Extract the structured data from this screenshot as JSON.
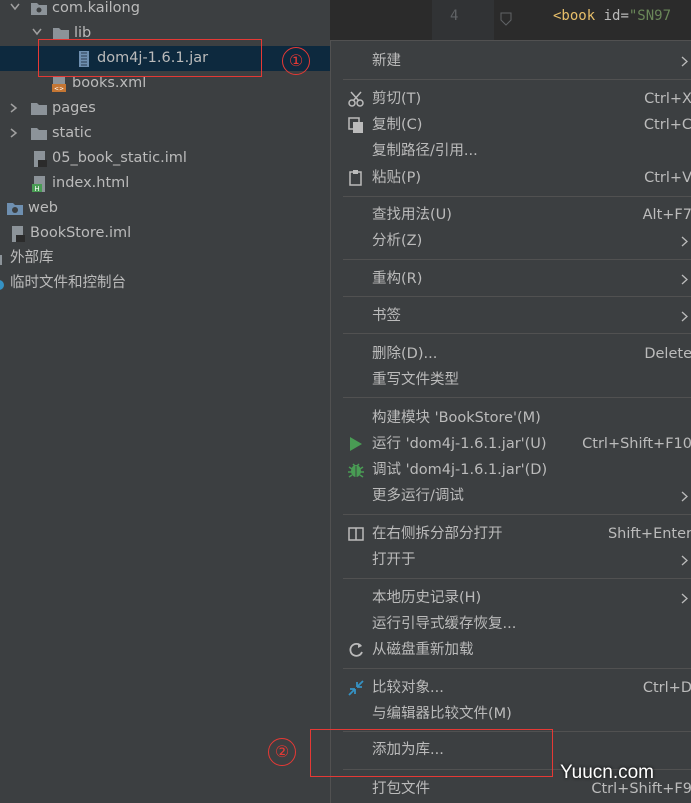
{
  "tree": {
    "items": [
      {
        "label": "com.kailong"
      },
      {
        "label": "lib"
      },
      {
        "label": "dom4j-1.6.1.jar"
      },
      {
        "label": "books.xml"
      },
      {
        "label": "pages"
      },
      {
        "label": "static"
      },
      {
        "label": "05_book_static.iml"
      },
      {
        "label": "index.html"
      },
      {
        "label": "web"
      },
      {
        "label": "BookStore.iml"
      },
      {
        "label": "外部库"
      },
      {
        "label": "临时文件和控制台"
      }
    ]
  },
  "editor": {
    "line_number": "4",
    "code_tag": "<book",
    "code_attr": " id=",
    "code_value": "\"SN97"
  },
  "menu": {
    "items": [
      {
        "label": "新建",
        "shortcut": ""
      },
      {
        "label": "剪切(T)",
        "shortcut": "Ctrl+X"
      },
      {
        "label": "复制(C)",
        "shortcut": "Ctrl+C"
      },
      {
        "label": "复制路径/引用...",
        "shortcut": ""
      },
      {
        "label": "粘贴(P)",
        "shortcut": "Ctrl+V"
      },
      {
        "label": "查找用法(U)",
        "shortcut": "Alt+F7"
      },
      {
        "label": "分析(Z)",
        "shortcut": ""
      },
      {
        "label": "重构(R)",
        "shortcut": ""
      },
      {
        "label": "书签",
        "shortcut": ""
      },
      {
        "label": "删除(D)...",
        "shortcut": "Delete"
      },
      {
        "label": "重写文件类型",
        "shortcut": ""
      },
      {
        "label": "构建模块 'BookStore'(M)",
        "shortcut": ""
      },
      {
        "label": "运行 'dom4j-1.6.1.jar'(U)",
        "shortcut": "Ctrl+Shift+F10"
      },
      {
        "label": "调试 'dom4j-1.6.1.jar'(D)",
        "shortcut": ""
      },
      {
        "label": "更多运行/调试",
        "shortcut": ""
      },
      {
        "label": "在右侧拆分部分打开",
        "shortcut": "Shift+Enter"
      },
      {
        "label": "打开于",
        "shortcut": ""
      },
      {
        "label": "本地历史记录(H)",
        "shortcut": ""
      },
      {
        "label": "运行引导式缓存恢复...",
        "shortcut": ""
      },
      {
        "label": "从磁盘重新加载",
        "shortcut": ""
      },
      {
        "label": "比较对象...",
        "shortcut": "Ctrl+D"
      },
      {
        "label": "与编辑器比较文件(M)",
        "shortcut": ""
      },
      {
        "label": "添加为库...",
        "shortcut": ""
      },
      {
        "label": "打包文件",
        "shortcut": "Ctrl+Shift+F9"
      }
    ]
  },
  "annotations": {
    "marker1": "①",
    "marker2": "②"
  },
  "watermark": "Yuucn.com",
  "colors": {
    "background": "#3c3f41",
    "selection": "#0d293e",
    "highlight_red": "#e53935",
    "run_green": "#499c54",
    "folder": "#8c9399"
  }
}
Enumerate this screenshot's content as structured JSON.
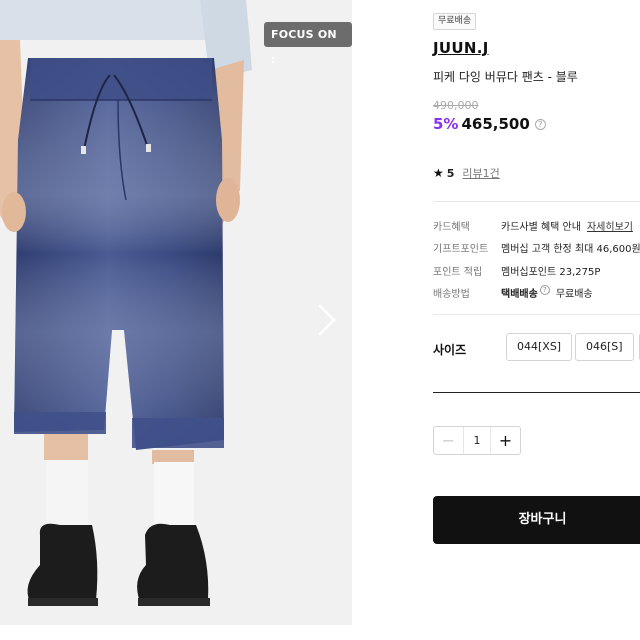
{
  "image": {
    "badge": "FOCUS ON :",
    "alt_colors": {
      "denim": "#3c4c82",
      "shirt": "#d8e1ea",
      "background": "#f1f1f1"
    }
  },
  "product": {
    "shipping_badge": "무료배송",
    "brand": "JUUN.J",
    "name": "피케 다잉 버뮤다 팬츠 - 블루",
    "original_price": "490,000",
    "discount": "5%",
    "sale_price": "465,500",
    "help_symbol": "?"
  },
  "rating": {
    "star": "★",
    "value": "5",
    "review_link": "리뷰1건"
  },
  "benefits": [
    {
      "label": "카드혜택",
      "value": "카드사별 혜택 안내",
      "link": "자세히보기"
    },
    {
      "label": "기프트포인트",
      "value": "멤버십 고객 한정 최대 46,600원"
    },
    {
      "label": "포인트 적립",
      "value": "멤버십포인트 23,275P"
    },
    {
      "label": "배송방법",
      "value": "택배배송",
      "extra": "무료배송"
    }
  ],
  "size": {
    "label": "사이즈",
    "options": [
      "044[XS]",
      "046[S]"
    ]
  },
  "quantity": {
    "minus": "−",
    "value": "1",
    "plus": "+"
  },
  "cart_button": "장바구니",
  "colors": {
    "discount": "#8b2ff5",
    "cart_bg": "#111111"
  }
}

■ ■ ■ ■ ■ ■ ■

◆ TASK INSTRUCTIONS
Omit the pictures and reproduce the listing exactly.

◆ REPLY TO THE TASK
Extract the structured data from this screenshot as JSON.
{
  "tree": {
    "items": [
      {
        "label": "com.kailong"
      },
      {
        "label": "lib"
      },
      {
        "label": "dom4j-1.6.1.jar"
      },
      {
        "label": "books.xml"
      },
      {
        "label": "pages"
      },
      {
        "label": "static"
      },
      {
        "label": "05_book_static.iml"
      },
      {
        "label": "index.html"
      },
      {
        "label": "web"
      },
      {
        "label": "BookStore.iml"
      },
      {
        "label": "外部库"
      },
      {
        "label": "临时文件和控制台"
      }
    ]
  },
  "editor": {
    "line_number": "4",
    "code_tag": "<book",
    "code_attr": " id=",
    "code_value": "\"SN97"
  },
  "menu": {
    "items": [
      {
        "label": "新建",
        "shortcut": ""
      },
      {
        "label": "剪切(T)",
        "shortcut": "Ctrl+X"
      },
      {
        "label": "复制(C)",
        "shortcut": "Ctrl+C"
      },
      {
        "label": "复制路径/引用...",
        "shortcut": ""
      },
      {
        "label": "粘贴(P)",
        "shortcut": "Ctrl+V"
      },
      {
        "label": "查找用法(U)",
        "shortcut": "Alt+F7"
      },
      {
        "label": "分析(Z)",
        "shortcut": ""
      },
      {
        "label": "重构(R)",
        "shortcut": ""
      },
      {
        "label": "书签",
        "shortcut": ""
      },
      {
        "label": "删除(D)...",
        "shortcut": "Delete"
      },
      {
        "label": "重写文件类型",
        "shortcut": ""
      },
      {
        "label": "构建模块 'BookStore'(M)",
        "shortcut": ""
      },
      {
        "label": "运行 'dom4j-1.6.1.jar'(U)",
        "shortcut": "Ctrl+Shift+F10"
      },
      {
        "label": "调试 'dom4j-1.6.1.jar'(D)",
        "shortcut": ""
      },
      {
        "label": "更多运行/调试",
        "shortcut": ""
      },
      {
        "label": "在右侧拆分部分打开",
        "shortcut": "Shift+Enter"
      },
      {
        "label": "打开于",
        "shortcut": ""
      },
      {
        "label": "本地历史记录(H)",
        "shortcut": ""
      },
      {
        "label": "运行引导式缓存恢复...",
        "shortcut": ""
      },
      {
        "label": "从磁盘重新加载",
        "shortcut": ""
      },
      {
        "label": "比较对象...",
        "shortcut": "Ctrl+D"
      },
      {
        "label": "与编辑器比较文件(M)",
        "shortcut": ""
      },
      {
        "label": "添加为库...",
        "shortcut": ""
      },
      {
        "label": "打包文件",
        "shortcut": "Ctrl+Shift+F9"
      }
    ]
  },
  "annotations": {
    "marker1": "①",
    "marker2": "②"
  },
  "watermark": "Yuucn.com",
  "colors": {
    "background": "#3c3f41",
    "selection": "#0d293e",
    "highlight_red": "#e53935",
    "run_green": "#499c54",
    "folder": "#8c9399"
  }
}
Enumerate this screenshot's content as structured JSON.
{
  "image": {
    "badge": "FOCUS ON :",
    "alt_colors": {
      "denim": "#3c4c82",
      "shirt": "#d8e1ea",
      "background": "#f1f1f1"
    }
  },
  "product": {
    "shipping_badge": "무료배송",
    "brand": "JUUN.J",
    "name": "피케 다잉 버뮤다 팬츠 - 블루",
    "original_price": "490,000",
    "discount": "5%",
    "sale_price": "465,500",
    "help_symbol": "?"
  },
  "rating": {
    "star": "★",
    "value": "5",
    "review_link": "리뷰1건"
  },
  "benefits": [
    {
      "label": "카드혜택",
      "value": "카드사별 혜택 안내",
      "link": "자세히보기"
    },
    {
      "label": "기프트포인트",
      "value": "멤버십 고객 한정 최대 46,600원"
    },
    {
      "label": "포인트 적립",
      "value": "멤버십포인트 23,275P"
    },
    {
      "label": "배송방법",
      "value": "택배배송",
      "extra": "무료배송"
    }
  ],
  "size": {
    "label": "사이즈",
    "options": [
      "044[XS]",
      "046[S]"
    ]
  },
  "quantity": {
    "minus": "−",
    "value": "1",
    "plus": "+"
  },
  "cart_button": "장바구니",
  "colors": {
    "discount": "#8b2ff5",
    "cart_bg": "#111111"
  }
}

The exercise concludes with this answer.